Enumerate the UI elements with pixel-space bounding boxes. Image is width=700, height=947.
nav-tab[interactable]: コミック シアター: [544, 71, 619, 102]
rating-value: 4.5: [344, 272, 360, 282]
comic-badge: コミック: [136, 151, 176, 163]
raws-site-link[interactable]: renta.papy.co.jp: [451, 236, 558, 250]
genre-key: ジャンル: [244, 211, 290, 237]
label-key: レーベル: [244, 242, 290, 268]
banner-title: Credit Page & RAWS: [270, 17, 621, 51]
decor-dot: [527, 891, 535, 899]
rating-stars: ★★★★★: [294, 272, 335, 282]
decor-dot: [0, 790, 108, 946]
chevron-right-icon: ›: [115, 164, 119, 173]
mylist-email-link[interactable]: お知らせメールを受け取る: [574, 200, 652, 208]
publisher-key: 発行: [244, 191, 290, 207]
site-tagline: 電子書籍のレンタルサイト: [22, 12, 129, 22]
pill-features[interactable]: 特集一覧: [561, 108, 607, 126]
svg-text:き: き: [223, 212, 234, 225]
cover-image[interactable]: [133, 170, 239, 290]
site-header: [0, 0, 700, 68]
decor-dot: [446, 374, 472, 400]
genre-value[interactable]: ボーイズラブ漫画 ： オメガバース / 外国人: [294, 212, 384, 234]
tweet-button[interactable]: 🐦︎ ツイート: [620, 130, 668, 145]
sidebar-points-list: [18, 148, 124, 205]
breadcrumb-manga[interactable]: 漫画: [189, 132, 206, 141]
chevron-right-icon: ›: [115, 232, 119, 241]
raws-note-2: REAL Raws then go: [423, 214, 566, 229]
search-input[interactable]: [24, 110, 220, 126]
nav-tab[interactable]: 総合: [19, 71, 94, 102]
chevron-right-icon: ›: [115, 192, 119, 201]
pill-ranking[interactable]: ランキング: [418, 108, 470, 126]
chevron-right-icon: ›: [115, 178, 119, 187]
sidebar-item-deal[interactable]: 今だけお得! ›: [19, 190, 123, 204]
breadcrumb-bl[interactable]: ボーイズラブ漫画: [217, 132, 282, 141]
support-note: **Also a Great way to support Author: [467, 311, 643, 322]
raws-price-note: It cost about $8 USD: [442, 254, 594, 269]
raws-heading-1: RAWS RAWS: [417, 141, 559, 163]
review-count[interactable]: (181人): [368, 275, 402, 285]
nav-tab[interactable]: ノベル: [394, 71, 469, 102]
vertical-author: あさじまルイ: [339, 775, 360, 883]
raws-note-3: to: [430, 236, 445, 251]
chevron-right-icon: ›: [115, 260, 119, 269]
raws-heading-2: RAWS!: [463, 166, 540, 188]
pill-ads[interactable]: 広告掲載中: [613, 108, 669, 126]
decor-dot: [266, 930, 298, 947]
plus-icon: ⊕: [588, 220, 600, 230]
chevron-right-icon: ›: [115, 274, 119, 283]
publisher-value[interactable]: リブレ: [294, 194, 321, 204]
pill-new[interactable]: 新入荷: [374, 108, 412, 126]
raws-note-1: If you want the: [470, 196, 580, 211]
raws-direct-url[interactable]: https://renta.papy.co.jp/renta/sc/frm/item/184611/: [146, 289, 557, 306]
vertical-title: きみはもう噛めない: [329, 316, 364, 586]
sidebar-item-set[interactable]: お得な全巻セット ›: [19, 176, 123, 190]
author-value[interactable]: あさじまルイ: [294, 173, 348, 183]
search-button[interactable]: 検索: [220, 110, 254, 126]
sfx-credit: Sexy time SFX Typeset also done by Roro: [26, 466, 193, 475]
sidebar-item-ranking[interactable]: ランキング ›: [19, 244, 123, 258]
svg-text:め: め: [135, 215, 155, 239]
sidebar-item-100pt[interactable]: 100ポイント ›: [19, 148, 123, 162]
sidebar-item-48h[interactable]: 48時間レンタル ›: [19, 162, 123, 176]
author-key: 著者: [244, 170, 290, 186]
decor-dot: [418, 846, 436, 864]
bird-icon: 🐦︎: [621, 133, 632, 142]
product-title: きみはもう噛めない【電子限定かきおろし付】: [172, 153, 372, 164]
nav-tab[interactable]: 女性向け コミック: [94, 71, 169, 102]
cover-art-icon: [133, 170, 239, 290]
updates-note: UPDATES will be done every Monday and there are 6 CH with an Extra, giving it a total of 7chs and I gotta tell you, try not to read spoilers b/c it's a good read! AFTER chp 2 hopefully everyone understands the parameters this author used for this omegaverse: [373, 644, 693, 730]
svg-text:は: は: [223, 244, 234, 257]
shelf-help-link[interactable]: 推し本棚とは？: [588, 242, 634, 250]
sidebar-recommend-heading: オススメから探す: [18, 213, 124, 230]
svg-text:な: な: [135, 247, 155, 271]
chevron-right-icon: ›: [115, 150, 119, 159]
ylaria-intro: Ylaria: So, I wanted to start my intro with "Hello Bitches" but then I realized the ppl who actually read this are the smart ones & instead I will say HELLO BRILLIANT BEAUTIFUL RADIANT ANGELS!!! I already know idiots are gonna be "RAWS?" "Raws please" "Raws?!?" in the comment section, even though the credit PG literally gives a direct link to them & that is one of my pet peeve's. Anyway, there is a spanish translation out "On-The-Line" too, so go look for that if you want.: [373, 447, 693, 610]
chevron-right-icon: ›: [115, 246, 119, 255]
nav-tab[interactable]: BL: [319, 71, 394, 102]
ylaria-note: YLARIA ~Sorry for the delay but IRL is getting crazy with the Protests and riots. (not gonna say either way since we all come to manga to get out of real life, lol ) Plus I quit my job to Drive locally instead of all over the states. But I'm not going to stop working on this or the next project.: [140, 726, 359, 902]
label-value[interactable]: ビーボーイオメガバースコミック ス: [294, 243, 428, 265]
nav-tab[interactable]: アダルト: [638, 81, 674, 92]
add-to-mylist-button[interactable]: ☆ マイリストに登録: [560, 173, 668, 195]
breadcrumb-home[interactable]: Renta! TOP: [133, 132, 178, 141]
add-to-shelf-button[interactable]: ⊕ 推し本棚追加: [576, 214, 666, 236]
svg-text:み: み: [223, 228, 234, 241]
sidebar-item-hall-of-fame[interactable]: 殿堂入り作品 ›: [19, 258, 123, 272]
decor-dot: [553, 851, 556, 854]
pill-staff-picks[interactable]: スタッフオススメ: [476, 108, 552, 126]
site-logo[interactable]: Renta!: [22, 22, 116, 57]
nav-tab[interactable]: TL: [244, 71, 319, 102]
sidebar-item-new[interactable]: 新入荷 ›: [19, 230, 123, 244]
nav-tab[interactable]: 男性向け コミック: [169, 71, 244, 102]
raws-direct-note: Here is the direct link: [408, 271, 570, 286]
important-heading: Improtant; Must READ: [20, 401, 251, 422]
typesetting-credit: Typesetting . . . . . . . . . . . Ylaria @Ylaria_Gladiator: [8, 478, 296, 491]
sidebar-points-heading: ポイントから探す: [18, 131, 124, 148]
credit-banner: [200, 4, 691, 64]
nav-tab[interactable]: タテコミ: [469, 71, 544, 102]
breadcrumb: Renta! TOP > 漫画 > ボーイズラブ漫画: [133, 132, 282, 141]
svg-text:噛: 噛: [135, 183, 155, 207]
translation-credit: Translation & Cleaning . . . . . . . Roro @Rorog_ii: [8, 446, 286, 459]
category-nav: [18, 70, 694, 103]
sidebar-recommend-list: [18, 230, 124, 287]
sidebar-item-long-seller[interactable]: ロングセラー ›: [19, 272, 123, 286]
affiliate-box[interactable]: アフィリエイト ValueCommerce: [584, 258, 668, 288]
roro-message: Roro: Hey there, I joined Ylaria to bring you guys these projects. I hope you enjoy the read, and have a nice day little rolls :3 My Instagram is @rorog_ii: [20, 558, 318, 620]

****************************************

● Your instructions:
Print the lines from the start of the records through the line containing "chevron-right-icon: ›: [115, 192, 119, 201]", both ends included, exactly as they appear.

● Exercise response:
Enumerate the UI elements with pixel-space bounding boxes. Image is width=700, height=947.
nav-tab[interactable]: コミック シアター: [544, 71, 619, 102]
rating-value: 4.5: [344, 272, 360, 282]
comic-badge: コミック: [136, 151, 176, 163]
raws-site-link[interactable]: renta.papy.co.jp: [451, 236, 558, 250]
genre-key: ジャンル: [244, 211, 290, 237]
label-key: レーベル: [244, 242, 290, 268]
banner-title: Credit Page & RAWS: [270, 17, 621, 51]
decor-dot: [527, 891, 535, 899]
rating-stars: ★★★★★: [294, 272, 335, 282]
decor-dot: [0, 790, 108, 946]
chevron-right-icon: ›: [115, 164, 119, 173]
mylist-email-link[interactable]: お知らせメールを受け取る: [574, 200, 652, 208]
publisher-key: 発行: [244, 191, 290, 207]
site-tagline: 電子書籍のレンタルサイト: [22, 12, 129, 22]
pill-features[interactable]: 特集一覧: [561, 108, 607, 126]
svg-text:き: き: [223, 212, 234, 225]
cover-image[interactable]: [133, 170, 239, 290]
site-header: [0, 0, 700, 68]
decor-dot: [446, 374, 472, 400]
genre-value[interactable]: ボーイズラブ漫画 ： オメガバース / 外国人: [294, 212, 384, 234]
tweet-button[interactable]: 🐦︎ ツイート: [620, 130, 668, 145]
sidebar-points-list: [18, 148, 124, 205]
breadcrumb-manga[interactable]: 漫画: [189, 132, 206, 141]
chevron-right-icon: ›: [115, 232, 119, 241]
raws-note-2: REAL Raws then go: [423, 214, 566, 229]
search-input[interactable]: [24, 110, 220, 126]
nav-tab[interactable]: 総合: [19, 71, 94, 102]
chevron-right-icon: ›: [115, 192, 119, 201]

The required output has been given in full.